[Figure collection entries]
────────────────
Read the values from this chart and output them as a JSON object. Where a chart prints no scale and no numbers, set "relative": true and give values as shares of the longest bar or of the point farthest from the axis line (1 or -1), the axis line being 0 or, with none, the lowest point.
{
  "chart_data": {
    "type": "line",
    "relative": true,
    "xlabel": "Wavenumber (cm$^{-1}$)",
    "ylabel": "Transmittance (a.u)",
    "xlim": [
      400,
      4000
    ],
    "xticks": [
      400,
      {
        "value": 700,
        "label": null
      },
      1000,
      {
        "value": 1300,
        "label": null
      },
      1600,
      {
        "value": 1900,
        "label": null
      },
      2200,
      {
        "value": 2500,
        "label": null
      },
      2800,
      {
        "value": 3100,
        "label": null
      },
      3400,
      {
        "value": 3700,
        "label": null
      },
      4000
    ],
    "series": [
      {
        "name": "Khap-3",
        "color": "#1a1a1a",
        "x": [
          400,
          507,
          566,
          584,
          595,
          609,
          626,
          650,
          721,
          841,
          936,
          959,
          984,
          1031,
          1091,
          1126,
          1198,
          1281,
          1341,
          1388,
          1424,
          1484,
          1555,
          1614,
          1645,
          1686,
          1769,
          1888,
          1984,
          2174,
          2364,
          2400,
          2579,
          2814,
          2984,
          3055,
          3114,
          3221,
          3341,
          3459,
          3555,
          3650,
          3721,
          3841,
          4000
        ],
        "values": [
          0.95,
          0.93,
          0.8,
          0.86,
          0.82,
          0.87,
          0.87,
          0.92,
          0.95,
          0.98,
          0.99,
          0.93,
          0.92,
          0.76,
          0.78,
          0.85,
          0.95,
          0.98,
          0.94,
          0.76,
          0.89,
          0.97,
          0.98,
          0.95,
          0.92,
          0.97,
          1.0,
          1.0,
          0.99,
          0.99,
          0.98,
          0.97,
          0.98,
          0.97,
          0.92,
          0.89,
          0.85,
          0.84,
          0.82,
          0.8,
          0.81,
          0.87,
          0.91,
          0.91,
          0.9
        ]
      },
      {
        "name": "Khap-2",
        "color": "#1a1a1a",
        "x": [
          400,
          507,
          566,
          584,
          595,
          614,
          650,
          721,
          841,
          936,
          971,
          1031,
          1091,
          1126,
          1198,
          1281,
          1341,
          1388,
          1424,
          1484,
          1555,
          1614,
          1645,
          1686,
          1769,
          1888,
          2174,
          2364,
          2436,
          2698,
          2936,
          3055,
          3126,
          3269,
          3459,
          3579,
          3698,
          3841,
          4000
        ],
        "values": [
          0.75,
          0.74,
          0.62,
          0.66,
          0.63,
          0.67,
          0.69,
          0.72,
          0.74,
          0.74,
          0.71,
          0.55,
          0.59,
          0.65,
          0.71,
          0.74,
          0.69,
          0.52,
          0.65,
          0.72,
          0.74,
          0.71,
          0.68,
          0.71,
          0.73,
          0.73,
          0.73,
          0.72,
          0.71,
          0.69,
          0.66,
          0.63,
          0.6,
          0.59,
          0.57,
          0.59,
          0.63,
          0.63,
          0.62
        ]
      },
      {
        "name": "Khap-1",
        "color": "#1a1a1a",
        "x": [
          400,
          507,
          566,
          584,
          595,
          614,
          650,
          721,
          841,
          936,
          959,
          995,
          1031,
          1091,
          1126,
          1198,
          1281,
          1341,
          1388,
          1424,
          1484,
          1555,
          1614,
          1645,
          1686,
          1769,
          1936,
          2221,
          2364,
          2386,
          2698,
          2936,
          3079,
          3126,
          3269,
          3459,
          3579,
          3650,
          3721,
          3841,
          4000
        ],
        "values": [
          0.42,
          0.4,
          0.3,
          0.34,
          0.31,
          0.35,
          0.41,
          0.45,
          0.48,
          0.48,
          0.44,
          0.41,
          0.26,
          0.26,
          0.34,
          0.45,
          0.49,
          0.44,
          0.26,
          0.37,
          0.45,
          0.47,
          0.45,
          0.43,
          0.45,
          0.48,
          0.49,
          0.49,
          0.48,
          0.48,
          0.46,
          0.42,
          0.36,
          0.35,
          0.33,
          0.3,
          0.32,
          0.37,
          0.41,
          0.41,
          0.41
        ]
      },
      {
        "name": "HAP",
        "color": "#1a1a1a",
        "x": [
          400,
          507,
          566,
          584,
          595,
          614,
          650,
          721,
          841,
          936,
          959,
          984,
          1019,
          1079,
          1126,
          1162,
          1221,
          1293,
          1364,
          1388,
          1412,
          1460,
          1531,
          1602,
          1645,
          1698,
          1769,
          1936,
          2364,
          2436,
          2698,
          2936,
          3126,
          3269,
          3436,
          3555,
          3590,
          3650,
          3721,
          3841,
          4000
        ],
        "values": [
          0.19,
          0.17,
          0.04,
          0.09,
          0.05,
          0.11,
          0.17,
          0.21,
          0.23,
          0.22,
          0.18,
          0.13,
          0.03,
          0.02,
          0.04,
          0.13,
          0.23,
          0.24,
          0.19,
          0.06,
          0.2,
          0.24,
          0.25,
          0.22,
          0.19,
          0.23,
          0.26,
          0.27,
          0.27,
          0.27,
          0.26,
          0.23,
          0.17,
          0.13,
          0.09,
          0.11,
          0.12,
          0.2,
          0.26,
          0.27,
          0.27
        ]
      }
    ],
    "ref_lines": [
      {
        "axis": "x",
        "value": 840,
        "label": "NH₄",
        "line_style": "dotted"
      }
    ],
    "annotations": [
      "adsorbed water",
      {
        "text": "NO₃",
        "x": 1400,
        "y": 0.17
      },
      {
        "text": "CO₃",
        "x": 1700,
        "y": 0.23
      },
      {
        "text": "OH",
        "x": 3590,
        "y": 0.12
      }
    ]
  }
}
────────────────
**EXERCISE REQUIREMENTS**
Write out every line from the records above, word for word.

**ANSWER BELOW**
Read the values from this chart and output them as a JSON object. Where a chart prints no scale and no numbers, set "relative": true and give values as shares of the longest bar or of the point farthest from the axis line (1 or -1), the axis line being 0 or, with none, the lowest point.
{
  "chart_data": {
    "type": "line",
    "relative": true,
    "xlabel": "Wavenumber (cm$^{-1}$)",
    "ylabel": "Transmittance (a.u)",
    "xlim": [
      400,
      4000
    ],
    "xticks": [
      400,
      {
        "value": 700,
        "label": null
      },
      1000,
      {
        "value": 1300,
        "label": null
      },
      1600,
      {
        "value": 1900,
        "label": null
      },
      2200,
      {
        "value": 2500,
        "label": null
      },
      2800,
      {
        "value": 3100,
        "label": null
      },
      3400,
      {
        "value": 3700,
        "label": null
      },
      4000
    ],
    "series": [
      {
        "name": "Khap-3",
        "color": "#1a1a1a",
        "x": [
          400,
          507,
          566,
          584,
          595,
          609,
          626,
          650,
          721,
          841,
          936,
          959,
          984,
          1031,
          1091,
          1126,
          1198,
          1281,
          1341,
          1388,
          1424,
          1484,
          1555,
          1614,
          1645,
          1686,
          1769,
          1888,
          1984,
          2174,
          2364,
          2400,
          2579,
          2814,
          2984,
          3055,
          3114,
          3221,
          3341,
          3459,
          3555,
          3650,
          3721,
          3841,
          4000
        ],
        "values": [
          0.95,
          0.93,
          0.8,
          0.86,
          0.82,
          0.87,
          0.87,
          0.92,
          0.95,
          0.98,
          0.99,
          0.93,
          0.92,
          0.76,
          0.78,
          0.85,
          0.95,
          0.98,
          0.94,
          0.76,
          0.89,
          0.97,
          0.98,
          0.95,
          0.92,
          0.97,
          1.0,
          1.0,
          0.99,
          0.99,
          0.98,
          0.97,
          0.98,
          0.97,
          0.92,
          0.89,
          0.85,
          0.84,
          0.82,
          0.8,
          0.81,
          0.87,
          0.91,
          0.91,
          0.9
        ]
      },
      {
        "name": "Khap-2",
        "color": "#1a1a1a",
        "x": [
          400,
          507,
          566,
          584,
          595,
          614,
          650,
          721,
          841,
          936,
          971,
          1031,
          1091,
          1126,
          1198,
          1281,
          1341,
          1388,
          1424,
          1484,
          1555,
          1614,
          1645,
          1686,
          1769,
          1888,
          2174,
          2364,
          2436,
          2698,
          2936,
          3055,
          3126,
          3269,
          3459,
          3579,
          3698,
          3841,
          4000
        ],
        "values": [
          0.75,
          0.74,
          0.62,
          0.66,
          0.63,
          0.67,
          0.69,
          0.72,
          0.74,
          0.74,
          0.71,
          0.55,
          0.59,
          0.65,
          0.71,
          0.74,
          0.69,
          0.52,
          0.65,
          0.72,
          0.74,
          0.71,
          0.68,
          0.71,
          0.73,
          0.73,
          0.73,
          0.72,
          0.71,
          0.69,
          0.66,
          0.63,
          0.6,
          0.59,
          0.57,
          0.59,
          0.63,
          0.63,
          0.62
        ]
      },
      {
        "name": "Khap-1",
        "color": "#1a1a1a",
        "x": [
          400,
          507,
          566,
          584,
          595,
          614,
          650,
          721,
          841,
          936,
          959,
          995,
          1031,
          1091,
          1126,
          1198,
          1281,
          1341,
          1388,
          1424,
          1484,
          1555,
          1614,
          1645,
          1686,
          1769,
          1936,
          2221,
          2364,
          2386,
          2698,
          2936,
          3079,
          3126,
          3269,
          3459,
          3579,
          3650,
          3721,
          3841,
          4000
        ],
        "values": [
          0.42,
          0.4,
          0.3,
          0.34,
          0.31,
          0.35,
          0.41,
          0.45,
          0.48,
          0.48,
          0.44,
          0.41,
          0.26,
          0.26,
          0.34,
          0.45,
          0.49,
          0.44,
          0.26,
          0.37,
          0.45,
          0.47,
          0.45,
          0.43,
          0.45,
          0.48,
          0.49,
          0.49,
          0.48,
          0.48,
          0.46,
          0.42,
          0.36,
          0.35,
          0.33,
          0.3,
          0.32,
          0.37,
          0.41,
          0.41,
          0.41
        ]
      },
      {
        "name": "HAP",
        "color": "#1a1a1a",
        "x": [
          400,
          507,
          566,
          584,
          595,
          614,
          650,
          721,
          841,
          936,
          959,
          984,
          1019,
          1079,
          1126,
          1162,
          1221,
          1293,
          1364,
          1388,
          1412,
          1460,
          1531,
          1602,
          1645,
          1698,
          1769,
          1936,
          2364,
          2436,
          2698,
          2936,
          3126,
          3269,
          3436,
          3555,
          3590,
          3650,
          3721,
          3841,
          4000
        ],
        "values": [
          0.19,
          0.17,
          0.04,
          0.09,
          0.05,
          0.11,
          0.17,
          0.21,
          0.23,
          0.22,
          0.18,
          0.13,
          0.03,
          0.02,
          0.04,
          0.13,
          0.23,
          0.24,
          0.19,
          0.06,
          0.2,
          0.24,
          0.25,
          0.22,
          0.19,
          0.23,
          0.26,
          0.27,
          0.27,
          0.27,
          0.26,
          0.23,
          0.17,
          0.13,
          0.09,
          0.11,
          0.12,
          0.2,
          0.26,
          0.27,
          0.27
        ]
      }
    ],
    "ref_lines": [
      {
        "axis": "x",
        "value": 840,
        "label": "NH₄",
        "line_style": "dotted"
      }
    ],
    "annotations": [
      "adsorbed water",
      {
        "text": "NO₃",
        "x": 1400,
        "y": 0.17
      },
      {
        "text": "CO₃",
        "x": 1700,
        "y": 0.23
      },
      {
        "text": "OH",
        "x": 3590,
        "y": 0.12
      }
    ]
  }
}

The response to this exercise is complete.